begin

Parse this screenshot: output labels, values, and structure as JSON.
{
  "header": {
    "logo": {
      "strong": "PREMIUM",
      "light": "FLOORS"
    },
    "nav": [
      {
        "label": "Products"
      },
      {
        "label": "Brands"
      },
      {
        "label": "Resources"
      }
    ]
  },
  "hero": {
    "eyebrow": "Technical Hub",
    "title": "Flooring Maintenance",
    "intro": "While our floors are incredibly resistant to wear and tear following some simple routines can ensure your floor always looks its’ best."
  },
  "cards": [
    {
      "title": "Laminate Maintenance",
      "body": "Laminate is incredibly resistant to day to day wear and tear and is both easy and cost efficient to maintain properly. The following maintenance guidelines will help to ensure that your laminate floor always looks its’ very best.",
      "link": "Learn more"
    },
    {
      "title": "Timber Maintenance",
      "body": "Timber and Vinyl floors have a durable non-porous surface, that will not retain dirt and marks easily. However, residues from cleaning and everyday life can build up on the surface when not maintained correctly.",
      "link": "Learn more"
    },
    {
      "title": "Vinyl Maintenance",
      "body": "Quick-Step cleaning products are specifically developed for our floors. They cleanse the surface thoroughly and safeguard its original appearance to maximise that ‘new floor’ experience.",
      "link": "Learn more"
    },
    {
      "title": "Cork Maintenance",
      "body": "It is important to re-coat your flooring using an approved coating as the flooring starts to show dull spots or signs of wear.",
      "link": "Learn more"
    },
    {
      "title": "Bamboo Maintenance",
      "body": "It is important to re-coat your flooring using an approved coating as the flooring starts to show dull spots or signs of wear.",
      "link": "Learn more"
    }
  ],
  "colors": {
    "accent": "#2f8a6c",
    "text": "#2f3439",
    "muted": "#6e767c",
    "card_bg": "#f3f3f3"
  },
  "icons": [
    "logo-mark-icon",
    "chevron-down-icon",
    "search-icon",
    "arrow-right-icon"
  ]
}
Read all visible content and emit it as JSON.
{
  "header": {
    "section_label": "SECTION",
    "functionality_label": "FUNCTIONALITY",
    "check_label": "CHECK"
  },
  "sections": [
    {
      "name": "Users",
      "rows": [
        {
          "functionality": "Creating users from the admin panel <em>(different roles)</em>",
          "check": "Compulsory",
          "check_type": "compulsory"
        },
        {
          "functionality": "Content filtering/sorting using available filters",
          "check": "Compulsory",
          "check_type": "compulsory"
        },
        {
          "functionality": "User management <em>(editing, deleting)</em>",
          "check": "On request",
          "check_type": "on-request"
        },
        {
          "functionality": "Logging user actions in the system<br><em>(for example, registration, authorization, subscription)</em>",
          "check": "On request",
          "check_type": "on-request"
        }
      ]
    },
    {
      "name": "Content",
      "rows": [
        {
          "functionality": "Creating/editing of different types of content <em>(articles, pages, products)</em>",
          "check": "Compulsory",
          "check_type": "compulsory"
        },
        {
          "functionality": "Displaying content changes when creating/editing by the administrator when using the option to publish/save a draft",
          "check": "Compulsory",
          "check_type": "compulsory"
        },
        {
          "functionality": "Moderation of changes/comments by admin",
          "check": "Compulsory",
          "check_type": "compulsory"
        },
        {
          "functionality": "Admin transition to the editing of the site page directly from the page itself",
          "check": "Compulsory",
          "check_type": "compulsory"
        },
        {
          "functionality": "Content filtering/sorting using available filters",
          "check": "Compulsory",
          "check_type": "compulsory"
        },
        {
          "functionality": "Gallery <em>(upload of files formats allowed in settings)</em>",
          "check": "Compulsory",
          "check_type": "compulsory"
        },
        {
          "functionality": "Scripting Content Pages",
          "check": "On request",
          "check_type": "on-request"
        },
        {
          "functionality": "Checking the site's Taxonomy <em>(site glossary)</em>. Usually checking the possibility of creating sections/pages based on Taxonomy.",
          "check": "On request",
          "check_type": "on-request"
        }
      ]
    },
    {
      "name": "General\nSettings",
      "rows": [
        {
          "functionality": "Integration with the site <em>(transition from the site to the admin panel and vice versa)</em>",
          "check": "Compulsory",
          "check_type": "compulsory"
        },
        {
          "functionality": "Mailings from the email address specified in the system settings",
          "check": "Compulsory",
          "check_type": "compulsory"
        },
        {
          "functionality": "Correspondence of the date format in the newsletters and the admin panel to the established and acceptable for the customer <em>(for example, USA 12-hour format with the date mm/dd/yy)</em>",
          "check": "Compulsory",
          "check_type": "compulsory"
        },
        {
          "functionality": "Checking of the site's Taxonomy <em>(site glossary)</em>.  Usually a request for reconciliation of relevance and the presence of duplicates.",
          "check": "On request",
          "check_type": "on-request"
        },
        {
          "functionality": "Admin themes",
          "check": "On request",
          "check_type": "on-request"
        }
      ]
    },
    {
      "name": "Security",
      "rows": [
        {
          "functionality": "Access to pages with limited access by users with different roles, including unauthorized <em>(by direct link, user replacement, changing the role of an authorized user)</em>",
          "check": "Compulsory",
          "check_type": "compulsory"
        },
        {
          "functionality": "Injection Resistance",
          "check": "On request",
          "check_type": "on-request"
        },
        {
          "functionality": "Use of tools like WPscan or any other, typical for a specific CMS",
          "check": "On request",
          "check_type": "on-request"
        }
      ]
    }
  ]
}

end

Gather up every line from the listing above in which the word "site" occurs.

          "functionality": "Admin transition to the editing of the site page directly from the page itself",
          "functionality": "Checking the site's Taxonomy <em>(site glossary)</em>. Usually checking the possibility of creating sections/pages based on Taxonomy.",
          "functionality": "Integration with the site <em>(transition from the site to the admin panel and vice versa)</em>",
          "functionality": "Checking of the site's Taxonomy <em>(site glossary)</em>.  Usually a request for reconciliation of relevance and the presence of duplicates.",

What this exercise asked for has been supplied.